EXERCISE INSTRUCTIONS -> Output each entry that follows exactly. Images stay out.

SUPPLIED MATERIAL ->

══════════════════════════════

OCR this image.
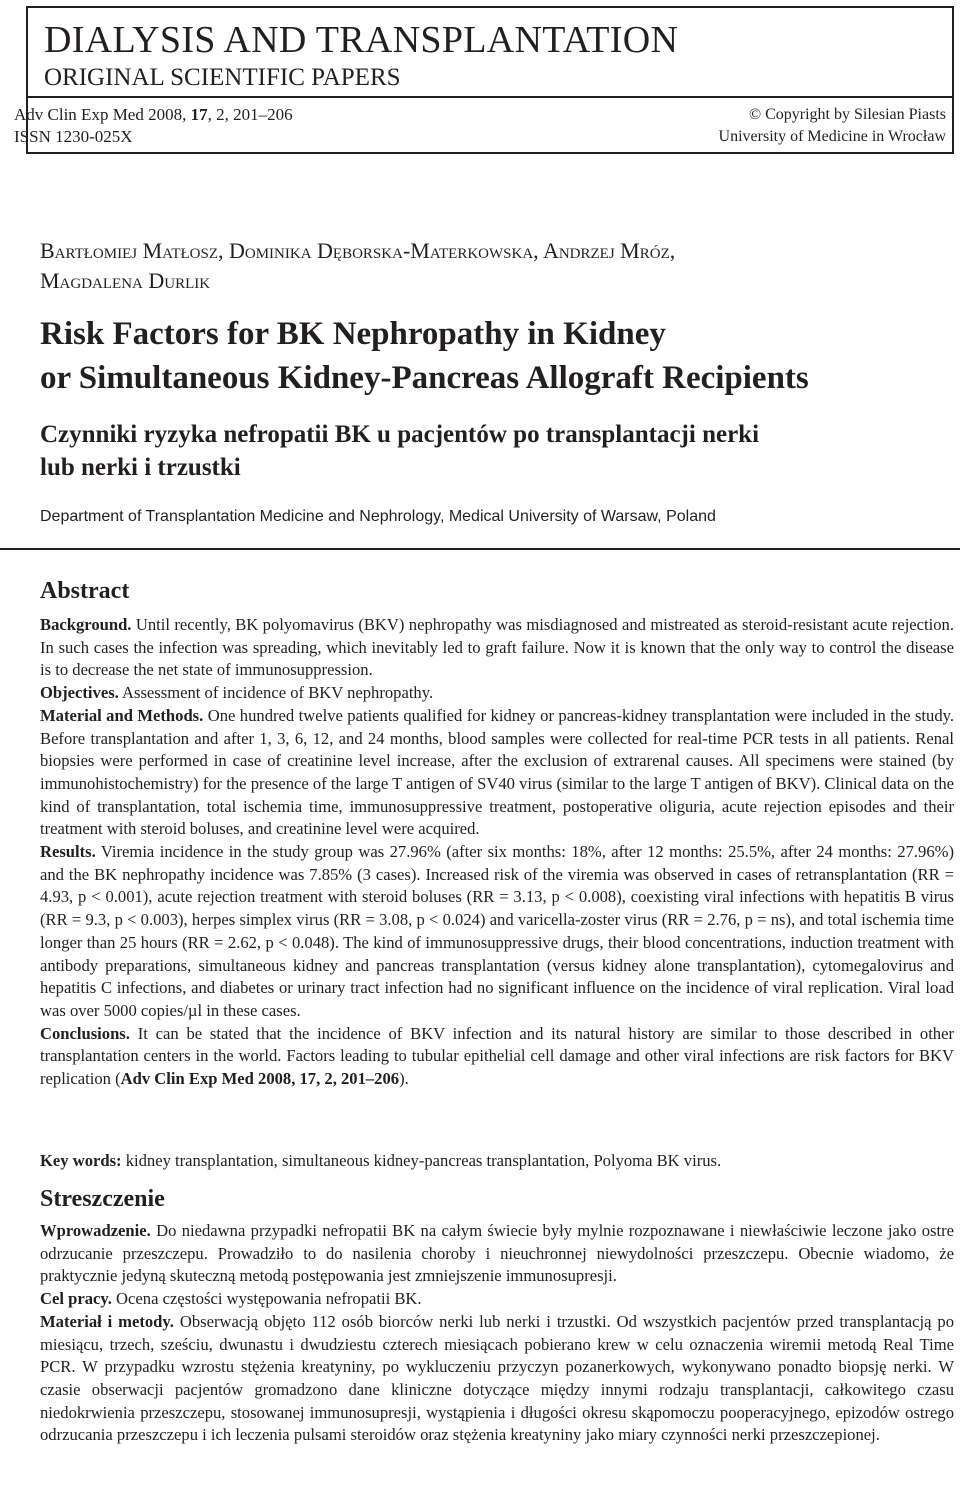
DIALYSIS AND TRANSPLANTATION
ORIGINAL SCIENTIFIC PAPERS
Adv Clin Exp Med 2008, 17, 2, 201–206
ISSN 1230-025X
© Copyright by Silesian Piasts
University of Medicine in Wrocław
Bartłomiej Matłosz, Dominika Dęborska-Materkowska, Andrzej Mróz,
Magdalena Durlik
Risk Factors for BK Nephropathy in Kidney
or Simultaneous Kidney-Pancreas Allograft Recipients
Czynniki ryzyka nefropatii BK u pacjentów po transplantacji nerki
lub nerki i trzustki
Department of Transplantation Medicine and Nephrology, Medical University of Warsaw, Poland
Abstract

Background. Until recently, BK polyomavirus (BKV) nephropathy was misdiagnosed and mistreated as steroid-resistant acute rejection. In such cases the infection was spreading, which inevitably led to graft failure. Now it is known that the only way to control the disease is to decrease the net state of immunosuppression.

Objectives. Assessment of incidence of BKV nephropathy.

Material and Methods. One hundred twelve patients qualified for kidney or pancreas-kidney transplantation were included in the study. Before transplantation and after 1, 3, 6, 12, and 24 months, blood samples were collected for real-time PCR tests in all patients. Renal biopsies were performed in case of creatinine level increase, after the exclusion of extrarenal causes. All specimens were stained (by immunohistochemistry) for the presence of the large T antigen of SV40 virus (similar to the large T antigen of BKV). Clinical data on the kind of transplantation, total ischemia time, immunosuppressive treatment, postoperative oliguria, acute rejection episodes and their treatment with steroid boluses, and creatinine level were acquired.

Results. Viremia incidence in the study group was 27.96% (after six months: 18%, after 12 months: 25.5%, after 24 months: 27.96%) and the BK nephropathy incidence was 7.85% (3 cases). Increased risk of the viremia was observed in cases of retransplantation (RR = 4.93, p < 0.001), acute rejection treatment with steroid boluses (RR = 3.13, p < 0.008), coexisting viral infections with hepatitis B virus (RR = 9.3, p < 0.003), herpes simplex virus (RR = 3.08, p < 0.024) and varicella-zoster virus (RR = 2.76, p = ns), and total ischemia time longer than 25 hours (RR = 2.62, p < 0.048). The kind of immunosuppressive drugs, their blood concentrations, induction treatment with antibody preparations, simultaneous kidney and pancreas transplantation (versus kidney alone transplantation), cytomegalovirus and hepatitis C infections, and diabetes or urinary tract infection had no significant influence on the incidence of viral replication. Viral load was over 5000 copies/µl in these cases.

Conclusions. It can be stated that the incidence of BKV infection and its natural history are similar to those described in other transplantation centers in the world. Factors leading to tubular epithelial cell damage and other viral infections are risk factors for BKV replication (Adv Clin Exp Med 2008, 17, 2, 201–206).

Key words: kidney transplantation, simultaneous kidney-pancreas transplantation, Polyoma BK virus.
Streszczenie

Wprowadzenie. Do niedawna przypadki nefropatii BK na całym świecie były mylnie rozpoznawane i niewłaściwie leczone jako ostre odrzucanie przeszczepu. Prowadziło to do nasilenia choroby i nieuchronnej niewydolności przeszczepu. Obecnie wiadomo, że praktycznie jedyną skuteczną metodą postępowania jest zmniejszenie immunosupresji.

Cel pracy. Ocena częstości występowania nefropatii BK.

Materiał i metody. Obserwacją objęto 112 osób biorców nerki lub nerki i trzustki. Od wszystkich pacjentów przed transplantacją po miesiącu, trzech, sześciu, dwunastu i dwudziestu czterech miesiącach pobierano krew w celu oznaczenia wiremii metodą Real Time PCR. W przypadku wzrostu stężenia kreatyniny, po wykluczeniu przyczyn pozanerkowych, wykonywano ponadto biopsję nerki. W czasie obserwacji pacjentów gromadzono dane kliniczne dotyczące między innymi rodzaju transplantacji, całkowitego czasu niedokrwienia przeszczepu, stosowanej immunosupresji, wystąpienia i długości okresu skąpomoczu pooperacyjnego, epizodów ostrego odrzucania przeszczepu i ich leczenia pulsami steroidów oraz stężenia kreatyniny jako miary czynności nerki przeszczepionej.
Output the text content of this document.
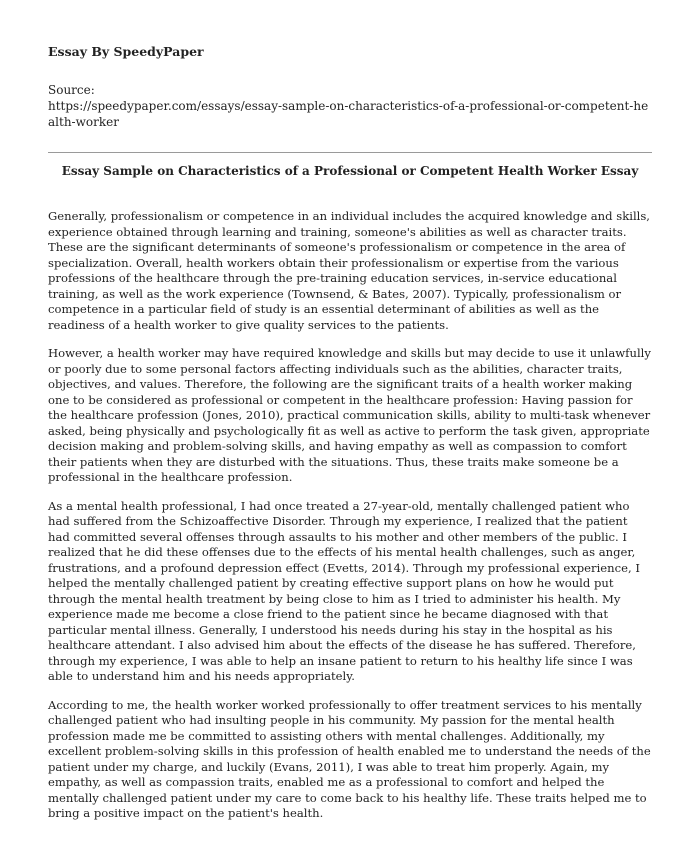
Essay By SpeedyPaper

Source:

https://speedypaper.com/essays/essay-sample-on-characteristics-of-a-professional-or-competent-health-worker

Essay Sample on Characteristics of a Professional or Competent Health Worker Essay

Generally, professionalism or competence in an individual includes the acquired knowledge and skills, experience obtained through learning and training, someone's abilities as well as character traits. These are the significant determinants of someone's professionalism or competence in the area of specialization. Overall, health workers obtain their professionalism or expertise from the various professions of the healthcare through the pre-training education services, in-service educational training, as well as the work experience (Townsend, & Bates, 2007). Typically, professionalism or competence in a particular field of study is an essential determinant of abilities as well as the readiness of a health worker to give quality services to the patients.

However, a health worker may have required knowledge and skills but may decide to use it unlawfully or poorly due to some personal factors affecting individuals such as the abilities, character traits, objectives, and values. Therefore, the following are the significant traits of a health worker making one to be considered as professional or competent in the healthcare profession: Having passion for the healthcare profession (Jones, 2010), practical communication skills, ability to multi-task whenever asked, being physically and psychologically fit as well as active to perform the task given, appropriate decision making and problem-solving skills, and having empathy as well as compassion to comfort their patients when they are disturbed with the situations. Thus, these traits make someone be a professional in the healthcare profession.

As a mental health professional, I had once treated a 27-year-old, mentally challenged patient who had suffered from the Schizoaffective Disorder. Through my experience, I realized that the patient had committed several offenses through assaults to his mother and other members of the public. I realized that he did these offenses due to the effects of his mental health challenges, such as anger, frustrations, and a profound depression effect (Evetts, 2014). Through my professional experience, I helped the mentally challenged patient by creating effective support plans on how he would put through the mental health treatment by being close to him as I tried to administer his health. My experience made me become a close friend to the patient since he became diagnosed with that particular mental illness. Generally, I understood his needs during his stay in the hospital as his healthcare attendant. I also advised him about the effects of the disease he has suffered. Therefore, through my experience, I was able to help an insane patient to return to his healthy life since I was able to understand him and his needs appropriately.

According to me, the health worker worked professionally to offer treatment services to his mentally challenged patient who had insulting people in his community. My passion for the mental health profession made me be committed to assisting others with mental challenges. Additionally, my excellent problem-solving skills in this profession of health enabled me to understand the needs of the patient under my charge, and luckily (Evans, 2011), I was able to treat him properly. Again, my empathy, as well as compassion traits, enabled me as a professional to comfort and helped the mentally challenged patient under my care to come back to his healthy life. These traits helped me to bring a positive impact on the patient's health.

══════════════════════════════

SOLUTION TO THIS PROBLEM ->
OCR this image.
DIALYSIS AND TRANSPLANTATION
ORIGINAL SCIENTIFIC PAPERS
Adv Clin Exp Med 2008, 17, 2, 201–206
ISSN 1230-025X
© Copyright by Silesian Piasts
University of Medicine in Wrocław
Bartłomiej Matłosz, Dominika Dęborska-Materkowska, Andrzej Mróz,
Magdalena Durlik
Risk Factors for BK Nephropathy in Kidney
or Simultaneous Kidney-Pancreas Allograft Recipients
Czynniki ryzyka nefropatii BK u pacjentów po transplantacji nerki
lub nerki i trzustki
Department of Transplantation Medicine and Nephrology, Medical University of Warsaw, Poland
Abstract

Background. Until recently, BK polyomavirus (BKV) nephropathy was misdiagnosed and mistreated as steroid-resistant acute rejection. In such cases the infection was spreading, which inevitably led to graft failure. Now it is known that the only way to control the disease is to decrease the net state of immunosuppression.

Objectives. Assessment of incidence of BKV nephropathy.

Material and Methods. One hundred twelve patients qualified for kidney or pancreas-kidney transplantation were included in the study. Before transplantation and after 1, 3, 6, 12, and 24 months, blood samples were collected for real-time PCR tests in all patients. Renal biopsies were performed in case of creatinine level increase, after the exclusion of extrarenal causes. All specimens were stained (by immunohistochemistry) for the presence of the large T antigen of SV40 virus (similar to the large T antigen of BKV). Clinical data on the kind of transplantation, total ischemia time, immunosuppressive treatment, postoperative oliguria, acute rejection episodes and their treatment with steroid boluses, and creatinine level were acquired.

Results. Viremia incidence in the study group was 27.96% (after six months: 18%, after 12 months: 25.5%, after 24 months: 27.96%) and the BK nephropathy incidence was 7.85% (3 cases). Increased risk of the viremia was observed in cases of retransplantation (RR = 4.93, p < 0.001), acute rejection treatment with steroid boluses (RR = 3.13, p < 0.008), coexisting viral infections with hepatitis B virus (RR = 9.3, p < 0.003), herpes simplex virus (RR = 3.08, p < 0.024) and varicella-zoster virus (RR = 2.76, p = ns), and total ischemia time longer than 25 hours (RR = 2.62, p < 0.048). The kind of immunosuppressive drugs, their blood concentrations, induction treatment with antibody preparations, simultaneous kidney and pancreas transplantation (versus kidney alone transplantation), cytomegalovirus and hepatitis C infections, and diabetes or urinary tract infection had no significant influence on the incidence of viral replication. Viral load was over 5000 copies/µl in these cases.

Conclusions. It can be stated that the incidence of BKV infection and its natural history are similar to those described in other transplantation centers in the world. Factors leading to tubular epithelial cell damage and other viral infections are risk factors for BKV replication (Adv Clin Exp Med 2008, 17, 2, 201–206).

Key words: kidney transplantation, simultaneous kidney-pancreas transplantation, Polyoma BK virus.
Streszczenie

Wprowadzenie. Do niedawna przypadki nefropatii BK na całym świecie były mylnie rozpoznawane i niewłaściwie leczone jako ostre odrzucanie przeszczepu. Prowadziło to do nasilenia choroby i nieuchronnej niewydolności przeszczepu. Obecnie wiadomo, że praktycznie jedyną skuteczną metodą postępowania jest zmniejszenie immunosupresji.

Cel pracy. Ocena częstości występowania nefropatii BK.

Materiał i metody. Obserwacją objęto 112 osób biorców nerki lub nerki i trzustki. Od wszystkich pacjentów przed transplantacją po miesiącu, trzech, sześciu, dwunastu i dwudziestu czterech miesiącach pobierano krew w celu oznaczenia wiremii metodą Real Time PCR. W przypadku wzrostu stężenia kreatyniny, po wykluczeniu przyczyn pozanerkowych, wykonywano ponadto biopsję nerki. W czasie obserwacji pacjentów gromadzono dane kliniczne dotyczące między innymi rodzaju transplantacji, całkowitego czasu niedokrwienia przeszczepu, stosowanej immunosupresji, wystąpienia i długości okresu skąpomoczu pooperacyjnego, epizodów ostrego odrzucania przeszczepu i ich leczenia pulsami steroidów oraz stężenia kreatyniny jako miary czynności nerki przeszczepionej.
Output the text content of this document.
Essay By SpeedyPaper

Source:

https://speedypaper.com/essays/essay-sample-on-characteristics-of-a-professional-or-competent-health-worker

Essay Sample on Characteristics of a Professional or Competent Health Worker Essay

Generally, professionalism or competence in an individual includes the acquired knowledge and skills, experience obtained through learning and training, someone's abilities as well as character traits. These are the significant determinants of someone's professionalism or competence in the area of specialization. Overall, health workers obtain their professionalism or expertise from the various professions of the healthcare through the pre-training education services, in-service educational training, as well as the work experience (Townsend, & Bates, 2007). Typically, professionalism or competence in a particular field of study is an essential determinant of abilities as well as the readiness of a health worker to give quality services to the patients.

However, a health worker may have required knowledge and skills but may decide to use it unlawfully or poorly due to some personal factors affecting individuals such as the abilities, character traits, objectives, and values. Therefore, the following are the significant traits of a health worker making one to be considered as professional or competent in the healthcare profession: Having passion for the healthcare profession (Jones, 2010), practical communication skills, ability to multi-task whenever asked, being physically and psychologically fit as well as active to perform the task given, appropriate decision making and problem-solving skills, and having empathy as well as compassion to comfort their patients when they are disturbed with the situations. Thus, these traits make someone be a professional in the healthcare profession.

As a mental health professional, I had once treated a 27-year-old, mentally challenged patient who had suffered from the Schizoaffective Disorder. Through my experience, I realized that the patient had committed several offenses through assaults to his mother and other members of the public. I realized that he did these offenses due to the effects of his mental health challenges, such as anger, frustrations, and a profound depression effect (Evetts, 2014). Through my professional experience, I helped the mentally challenged patient by creating effective support plans on how he would put through the mental health treatment by being close to him as I tried to administer his health. My experience made me become a close friend to the patient since he became diagnosed with that particular mental illness. Generally, I understood his needs during his stay in the hospital as his healthcare attendant. I also advised him about the effects of the disease he has suffered. Therefore, through my experience, I was able to help an insane patient to return to his healthy life since I was able to understand him and his needs appropriately.

According to me, the health worker worked professionally to offer treatment services to his mentally challenged patient who had insulting people in his community. My passion for the mental health profession made me be committed to assisting others with mental challenges. Additionally, my excellent problem-solving skills in this profession of health enabled me to understand the needs of the patient under my charge, and luckily (Evans, 2011), I was able to treat him properly. Again, my empathy, as well as compassion traits, enabled me as a professional to comfort and helped the mentally challenged patient under my care to come back to his healthy life. These traits helped me to bring a positive impact on the patient's health.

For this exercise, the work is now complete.